* [GIVEN TASK]: Repeat the records verbatim and leave the pictures out of your copy.

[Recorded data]
····················
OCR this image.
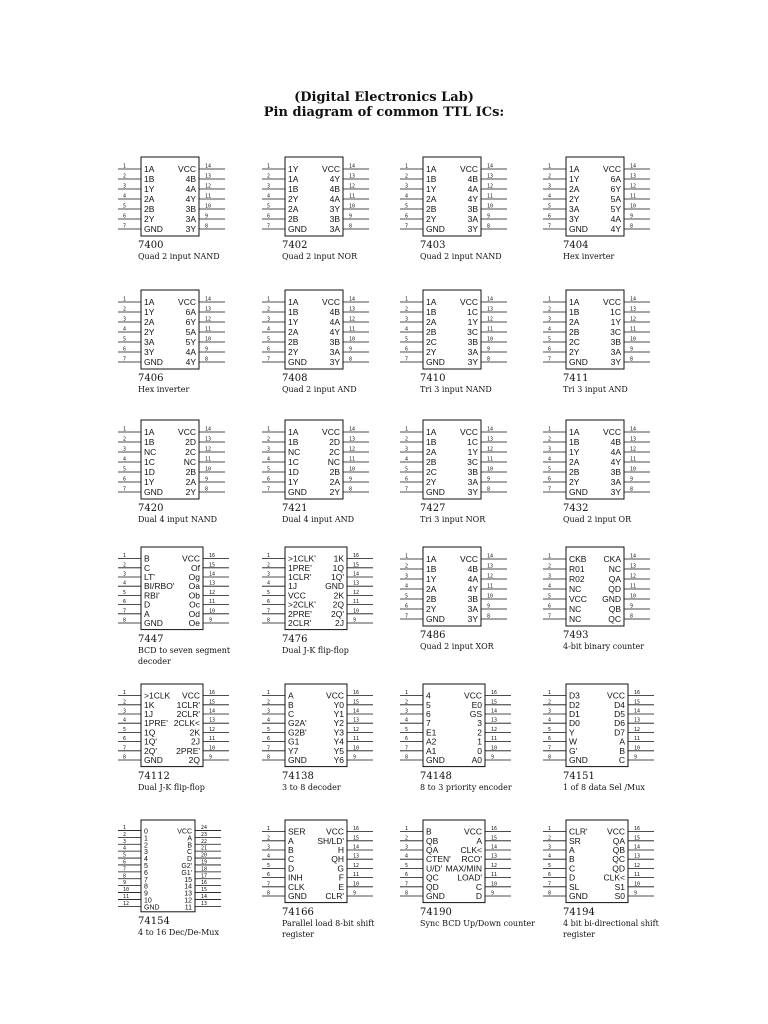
(Digital Electronics Lab)
Pin diagram of common TTL ICs:
1	14
1A	VCC
2	13
1B	4B
3	12
1Y	4A
4	11
2A	4Y
5	10
2B	3B
6	9
2Y	3A
7	8
GND	3Y
7400
Quad 2 input NAND
1	14
1Y	VCC
2	13
1A	4Y
3	12
1B	4B
4	11
2Y	4A
5	10
2A	3Y
6	9
2B	3B
7	8
GND	3A
7402
Quad 2 input NOR
1	14
1A	VCC
2	13
1B	4B
3	12
1Y	4A
4	11
2A	4Y
5	10
2B	3B
6	9
2Y	3A
7	8
GND	3Y
7403
Quad 2 input NAND
1	14
1A	VCC
2	13
1Y	6A
3	12
2A	6Y
4	11
2Y	5A
5	10
3A	5Y
6	9
3Y	4A
7	8
GND	4Y
7404
Hex inverter
1	14
1A	VCC
2	13
1Y	6A
3	12
2A	6Y
4	11
2Y	5A
5	10
3A	5Y
6	9
3Y	4A
7	8
GND	4Y
7406
Hex inverter
1	14
1A	VCC
2	13
1B	4B
3	12
1Y	4A
4	11
2A	4Y
5	10
2B	3B
6	9
2Y	3A
7	8
GND	3Y
7408
Quad 2 input AND
1	14
1A	VCC
2	13
1B	1C
3	12
2A	1Y
4	11
2B	3C
5	10
2C	3B
6	9
2Y	3A
7	8
GND	3Y
7410
Tri 3 input NAND
1	14
1A	VCC
2	13
1B	1C
3	12
2A	1Y
4	11
2B	3C
5	10
2C	3B
6	9
2Y	3A
7	8
GND	3Y
7411
Tri 3 input AND
1	14
1A	VCC
2	13
1B	2D
3	12
NC	2C
4	11
1C	NC
5	10
1D	2B
6	9
1Y	2A
7	8
GND	2Y
7420
Dual 4 input NAND
1	14
1A	VCC
2	13
1B	2D
3	12
NC	2C
4	11
1C	NC
5	10
1D	2B
6	9
1Y	2A
7	8
GND	2Y
7421
Dual 4 input AND
1	14
1A	VCC
2	13
1B	1C
3	12
2A	1Y
4	11
2B	3C
5	10
2C	3B
6	9
2Y	3A
7	8
GND	3Y
7427
Tri 3 input NOR
1	14
1A	VCC
2	13
1B	4B
3	12
1Y	4A
4	11
2A	4Y
5	10
2B	3B
6	9
2Y	3A
7	8
GND	3Y
7432
Quad 2 input OR
1	16
B	VCC
2	15
C	Of
3	14
LT'	Og
4	13
BI/RBO' Oa
5	12
RBI'	Ob
6	11
D	Oc
7	10
A	Od
8	9
GND	Oe
7447
BCD to seven segment decoder
1	16
>1CLK' 1K
2	15
1PRE' 1Q
3	14
1CLR' 1Q'
4	13
1J	GND
5	12
VCC	2K
6	11
>2CLK' 2Q
7	10
2PRE' 2Q'
8	9
2CLR'	2J
7476
Dual J-K flip-flop
1	14
1A	VCC
2	13
1B	4B
3	12
1Y	4A
4	11
2A	4Y
5	10
2B	3B
6	9
2Y	3A
7	8
GND	3Y
7486
Quad 2 input XOR
1	14
CKB CKA
2	13
R01	NC
3	12
R02	QA
4	11
NC	QD
5	10
VCC GND
6	9
NC	QB
7	8
NC	QC
7493
4-bit binary counter
1	16
>1CLK VCC
2	15
1K	1CLR'
3	14
1J	2CLR'
4	13
1PRE' 2CLK<
5	12
1Q	2K
6	11
1Q'	2J
7	10
2Q' 2PRE'
8	9
GND	2Q
74112
Dual J-K flip-flop
1	16
A	VCC
2	15
B	Y0
3	14
C	Y1
4	13
G2A'	Y2
5	12
G2B'	Y3
6	11
G1	Y4
7	10
Y7	Y5
8	9
GND	Y6
74138
3 to 8 decoder
1	16
4	VCC
2	15
5	E0
3	14
6	GS
4	13
7	3
5	12
E1	2
6	11
A2	1
7	10
A1	0
8	9
GND	A0
74148
8 to 3 priority encoder
1	16
D3	VCC
2	15
D2	D4
3	14
D1	D5
4	13
D0	D6
5	12
Y	D7
6	11
W	A
7	10
G'	B
8	9
GND	C
74151
1 of 8 data Sel /Mux
1	24
0	VCC
2	23
1	A
3	22
2	B
4	21
3	C
5	20
4	D
6	19
5	G2'
7	18
6	G1'
8	17
7	15
9	16
8	14
10	15
9	13
11	14
10	12
12	13
GND	11
74154
4 to 16 Dec/De-Mux
1	16
SER VCC
2	15
A	SH/LD'
3	14
B	H
4	13
C	QH
5	12
D	G
6	11
INH	F
7	10
CLK	E
8	9
GND CLR'
74166
Parallel load 8-bit shift register
1	16
B	VCC
2	15
QB	A
3	14
QA	CLK<
4	13
CTEN' RCO'
5	12
U/D' MAX/MIN
6	11
QC LOAD'
7	10
QD	C
8	9
GND	D
74190
Sync BCD Up/Down counter
1	16
CLR' VCC
2	15
SR	QA
3	14
A	QB
4	13
B	QC
5	12
C	QD
6	11
D	CLK<
7	10
SL	S1
8	9
GND	S0
74194
4 bit bi-directional shift register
····················
* [EXERCISE SOLUTION]:
OCR this image.
(Digital Electronics Lab)
Pin diagram of common TTL ICs:
1	14
1A	VCC
2	13
1B	4B
3	12
1Y	4A
4	11
2A	4Y
5	10
2B	3B
6	9
2Y	3A
7	8
GND	3Y
7400
Quad 2 input NAND
1	14
1Y	VCC
2	13
1A	4Y
3	12
1B	4B
4	11
2Y	4A
5	10
2A	3Y
6	9
2B	3B
7	8
GND	3A
7402
Quad 2 input NOR
1	14
1A	VCC
2	13
1B	4B
3	12
1Y	4A
4	11
2A	4Y
5	10
2B	3B
6	9
2Y	3A
7	8
GND	3Y
7403
Quad 2 input NAND
1	14
1A	VCC
2	13
1Y	6A
3	12
2A	6Y
4	11
2Y	5A
5	10
3A	5Y
6	9
3Y	4A
7	8
GND	4Y
7404
Hex inverter
1	14
1A	VCC
2	13
1Y	6A
3	12
2A	6Y
4	11
2Y	5A
5	10
3A	5Y
6	9
3Y	4A
7	8
GND	4Y
7406
Hex inverter
1	14
1A	VCC
2	13
1B	4B
3	12
1Y	4A
4	11
2A	4Y
5	10
2B	3B
6	9
2Y	3A
7	8
GND	3Y
7408
Quad 2 input AND
1	14
1A	VCC
2	13
1B	1C
3	12
2A	1Y
4	11
2B	3C
5	10
2C	3B
6	9
2Y	3A
7	8
GND	3Y
7410
Tri 3 input NAND
1	14
1A	VCC
2	13
1B	1C
3	12
2A	1Y
4	11
2B	3C
5	10
2C	3B
6	9
2Y	3A
7	8
GND	3Y
7411
Tri 3 input AND
1	14
1A	VCC
2	13
1B	2D
3	12
NC	2C
4	11
1C	NC
5	10
1D	2B
6	9
1Y	2A
7	8
GND	2Y
7420
Dual 4 input NAND
1	14
1A	VCC
2	13
1B	2D
3	12
NC	2C
4	11
1C	NC
5	10
1D	2B
6	9
1Y	2A
7	8
GND	2Y
7421
Dual 4 input AND
1	14
1A	VCC
2	13
1B	1C
3	12
2A	1Y
4	11
2B	3C
5	10
2C	3B
6	9
2Y	3A
7	8
GND	3Y
7427
Tri 3 input NOR
1	14
1A	VCC
2	13
1B	4B
3	12
1Y	4A
4	11
2A	4Y
5	10
2B	3B
6	9
2Y	3A
7	8
GND	3Y
7432
Quad 2 input OR
1	16
B	VCC
2	15
C	Of
3	14
LT'	Og
4	13
BI/RBO' Oa
5	12
RBI'	Ob
6	11
D	Oc
7	10
A	Od
8	9
GND	Oe
7447
BCD to seven segment decoder
1	16
>1CLK' 1K
2	15
1PRE' 1Q
3	14
1CLR' 1Q'
4	13
1J	GND
5	12
VCC	2K
6	11
>2CLK' 2Q
7	10
2PRE' 2Q'
8	9
2CLR'	2J
7476
Dual J-K flip-flop
1	14
1A	VCC
2	13
1B	4B
3	12
1Y	4A
4	11
2A	4Y
5	10
2B	3B
6	9
2Y	3A
7	8
GND	3Y
7486
Quad 2 input XOR
1	14
CKB CKA
2	13
R01	NC
3	12
R02	QA
4	11
NC	QD
5	10
VCC GND
6	9
NC	QB
7	8
NC	QC
7493
4-bit binary counter
1	16
>1CLK VCC
2	15
1K	1CLR'
3	14
1J	2CLR'
4	13
1PRE' 2CLK<
5	12
1Q	2K
6	11
1Q'	2J
7	10
2Q' 2PRE'
8	9
GND	2Q
74112
Dual J-K flip-flop
1	16
A	VCC
2	15
B	Y0
3	14
C	Y1
4	13
G2A'	Y2
5	12
G2B'	Y3
6	11
G1	Y4
7	10
Y7	Y5
8	9
GND	Y6
74138
3 to 8 decoder
1	16
4	VCC
2	15
5	E0
3	14
6	GS
4	13
7	3
5	12
E1	2
6	11
A2	1
7	10
A1	0
8	9
GND	A0
74148
8 to 3 priority encoder
1	16
D3	VCC
2	15
D2	D4
3	14
D1	D5
4	13
D0	D6
5	12
Y	D7
6	11
W	A
7	10
G'	B
8	9
GND	C
74151
1 of 8 data Sel /Mux
1	24
0	VCC
2	23
1	A
3	22
2	B
4	21
3	C
5	20
4	D
6	19
5	G2'
7	18
6	G1'
8	17
7	15
9	16
8	14
10	15
9	13
11	14
10	12
12	13
GND	11
74154
4 to 16 Dec/De-Mux
1	16
SER VCC
2	15
A	SH/LD'
3	14
B	H
4	13
C	QH
5	12
D	G
6	11
INH	F
7	10
CLK	E
8	9
GND CLR'
74166
Parallel load 8-bit shift register
1	16
B	VCC
2	15
QB	A
3	14
QA	CLK<
4	13
CTEN' RCO'
5	12
U/D' MAX/MIN
6	11
QC LOAD'
7	10
QD	C
8	9
GND	D
74190
Sync BCD Up/Down counter
1	16
CLR' VCC
2	15
SR	QA
3	14
A	QB
4	13
B	QC
5	12
C	QD
6	11
D	CLK<
7	10
SL	S1
8	9
GND	S0
74194
4 bit bi-directional shift register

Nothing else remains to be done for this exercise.